**TASK STATEMENT:**
Wherever a line below holds the word "title", copy that line.

**EXERCISE MATERIAL:**
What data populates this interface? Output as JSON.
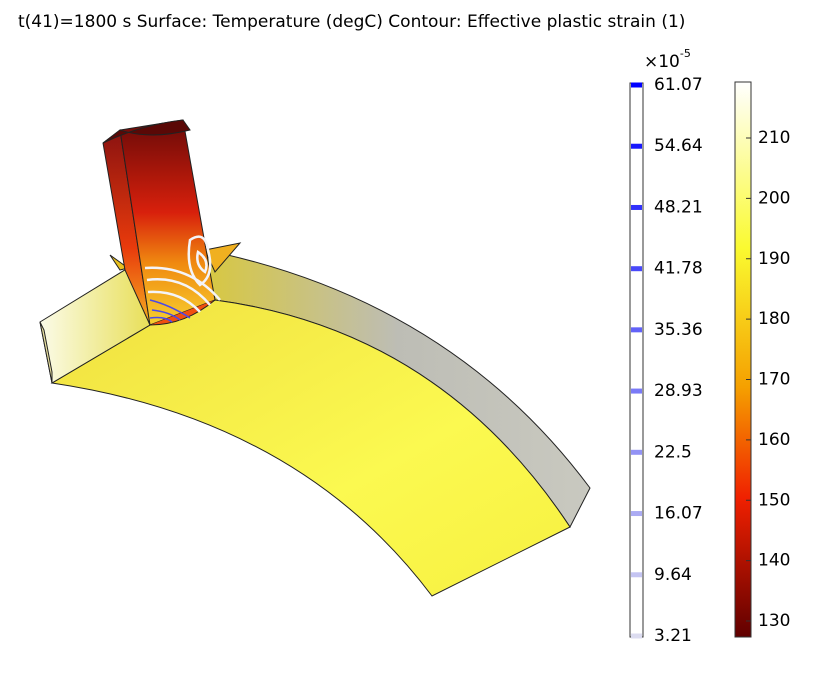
{
  "title": "t(41)=1800 s  Surface: Temperature (degC)  Contour: Effective plastic strain (1)",
  "contour_legend": {
    "multiplier": "×10",
    "exponent": "-5",
    "ticks": [
      61.07,
      54.64,
      48.21,
      41.78,
      35.36,
      28.93,
      22.5,
      16.07,
      9.64,
      3.21
    ]
  },
  "surface_legend": {
    "ticks": [
      210,
      200,
      190,
      180,
      170,
      160,
      150,
      140,
      130
    ]
  }
}
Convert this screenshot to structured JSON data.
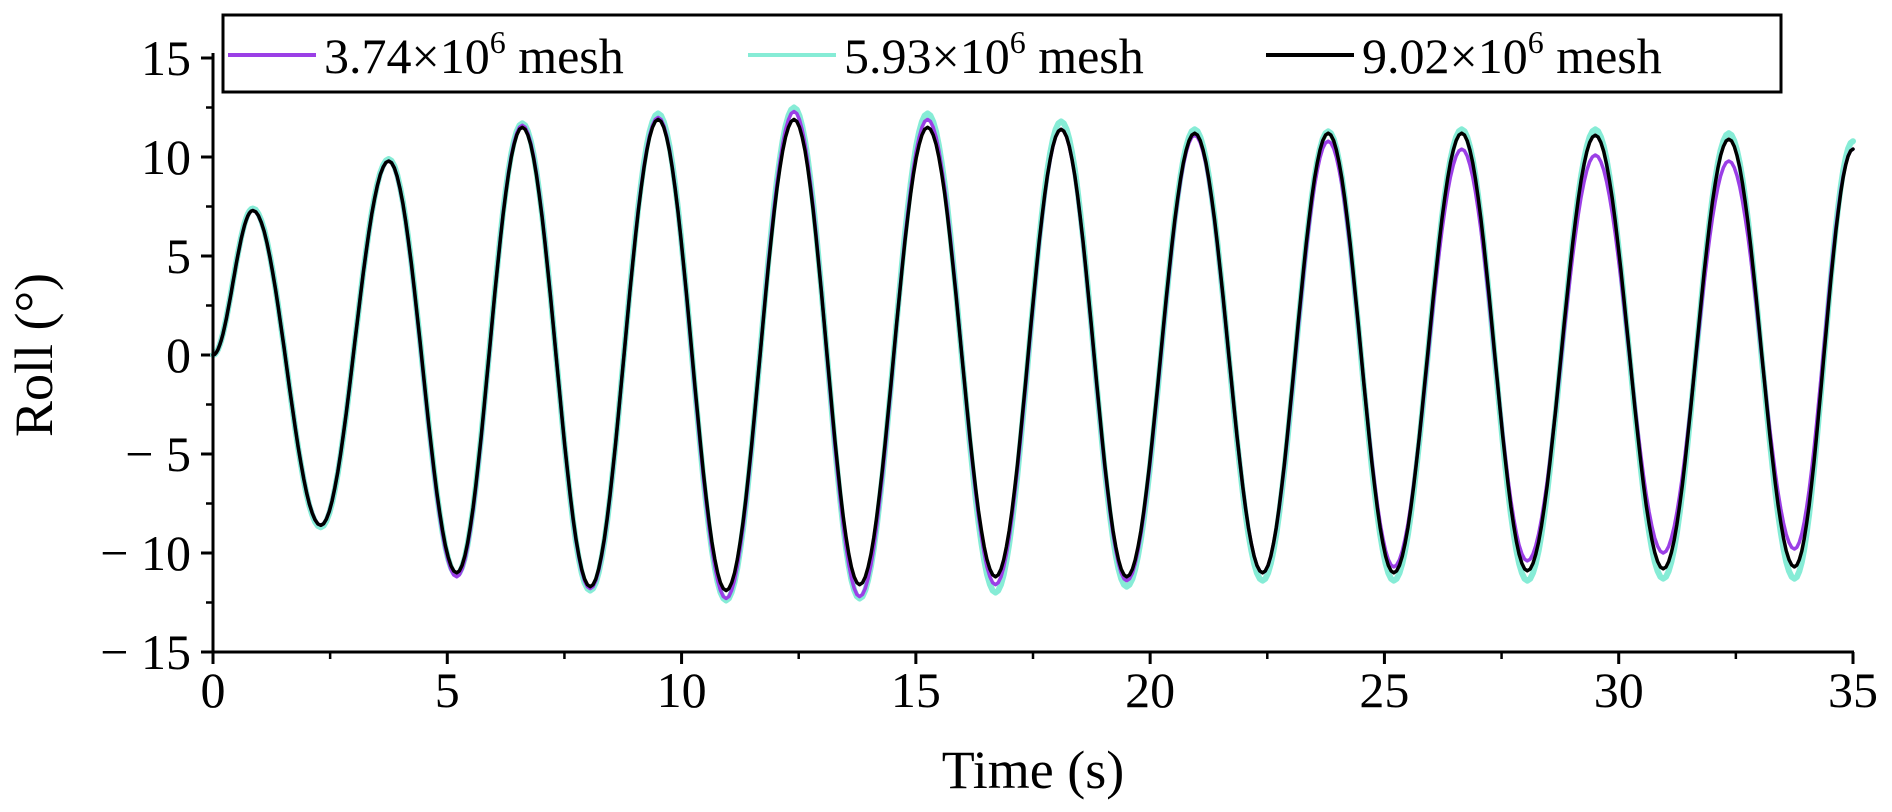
{
  "chart_data": {
    "type": "line",
    "title": "",
    "xlabel": "Time (s)",
    "ylabel": "Roll (°)",
    "xlim": [
      0,
      35
    ],
    "ylim": [
      -15,
      15
    ],
    "xticks": [
      0,
      5,
      10,
      15,
      20,
      25,
      30,
      35
    ],
    "xtick_labels": [
      "0",
      "5",
      "10",
      "15",
      "20",
      "25",
      "30",
      "35"
    ],
    "yticks": [
      15,
      10,
      5,
      0,
      -5,
      -10,
      -15
    ],
    "ytick_labels": [
      "15",
      "10",
      "5",
      "0",
      "− 5",
      "− 10",
      "− 15"
    ],
    "grid": false,
    "legend_position": "top",
    "period": 2.86,
    "series": [
      {
        "name": "3.74×10⁶ mesh",
        "name_parts": {
          "mantissa": "3.74×10",
          "exponent": "6",
          "suffix": " mesh"
        },
        "color": "#9b3fe6",
        "peaks": [
          [
            0,
            0
          ],
          [
            0.85,
            7.3
          ],
          [
            2.3,
            -8.6
          ],
          [
            3.75,
            9.8
          ],
          [
            5.2,
            -11.2
          ],
          [
            6.6,
            11.6
          ],
          [
            8.05,
            -11.8
          ],
          [
            9.5,
            12.0
          ],
          [
            10.95,
            -12.3
          ],
          [
            12.4,
            12.3
          ],
          [
            13.8,
            -12.2
          ],
          [
            15.25,
            11.9
          ],
          [
            16.7,
            -11.6
          ],
          [
            18.1,
            11.4
          ],
          [
            19.5,
            -11.4
          ],
          [
            20.95,
            11.1
          ],
          [
            22.4,
            -11.0
          ],
          [
            23.8,
            10.8
          ],
          [
            25.2,
            -10.7
          ],
          [
            26.65,
            10.4
          ],
          [
            28.05,
            -10.4
          ],
          [
            29.5,
            10.1
          ],
          [
            30.95,
            -10.0
          ],
          [
            32.35,
            9.8
          ],
          [
            33.75,
            -9.8
          ],
          [
            35,
            10.4
          ]
        ]
      },
      {
        "name": "5.93×10⁶ mesh",
        "name_parts": {
          "mantissa": "5.93×10",
          "exponent": "6",
          "suffix": " mesh"
        },
        "color": "#86ecd6",
        "peaks": [
          [
            0,
            0
          ],
          [
            0.85,
            7.4
          ],
          [
            2.3,
            -8.7
          ],
          [
            3.75,
            9.9
          ],
          [
            5.2,
            -11.1
          ],
          [
            6.6,
            11.7
          ],
          [
            8.05,
            -11.9
          ],
          [
            9.5,
            12.2
          ],
          [
            10.95,
            -12.4
          ],
          [
            12.4,
            12.5
          ],
          [
            13.8,
            -12.3
          ],
          [
            15.25,
            12.2
          ],
          [
            16.7,
            -12.0
          ],
          [
            18.1,
            11.8
          ],
          [
            19.5,
            -11.7
          ],
          [
            20.95,
            11.4
          ],
          [
            22.4,
            -11.4
          ],
          [
            23.8,
            11.3
          ],
          [
            25.2,
            -11.4
          ],
          [
            26.65,
            11.4
          ],
          [
            28.05,
            -11.4
          ],
          [
            29.5,
            11.4
          ],
          [
            30.95,
            -11.3
          ],
          [
            32.35,
            11.2
          ],
          [
            33.75,
            -11.3
          ],
          [
            35,
            10.8
          ]
        ]
      },
      {
        "name": "9.02×10⁶ mesh",
        "name_parts": {
          "mantissa": "9.02×10",
          "exponent": "6",
          "suffix": " mesh"
        },
        "color": "#000000",
        "peaks": [
          [
            0,
            0
          ],
          [
            0.85,
            7.3
          ],
          [
            2.3,
            -8.6
          ],
          [
            3.75,
            9.8
          ],
          [
            5.2,
            -11.0
          ],
          [
            6.6,
            11.5
          ],
          [
            8.05,
            -11.7
          ],
          [
            9.5,
            11.9
          ],
          [
            10.95,
            -11.9
          ],
          [
            12.4,
            11.9
          ],
          [
            13.8,
            -11.6
          ],
          [
            15.25,
            11.5
          ],
          [
            16.7,
            -11.2
          ],
          [
            18.1,
            11.4
          ],
          [
            19.5,
            -11.2
          ],
          [
            20.95,
            11.2
          ],
          [
            22.4,
            -11.0
          ],
          [
            23.8,
            11.2
          ],
          [
            25.2,
            -11.0
          ],
          [
            26.65,
            11.2
          ],
          [
            28.05,
            -10.9
          ],
          [
            29.5,
            11.1
          ],
          [
            30.95,
            -10.8
          ],
          [
            32.35,
            10.9
          ],
          [
            33.75,
            -10.7
          ],
          [
            35,
            10.4
          ]
        ]
      }
    ]
  }
}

**TASK OUTPUT:**
  "title": "t(41)=1800 s  Surface: Temperature (degC)  Contour: Effective plastic strain (1)",
    "title": "",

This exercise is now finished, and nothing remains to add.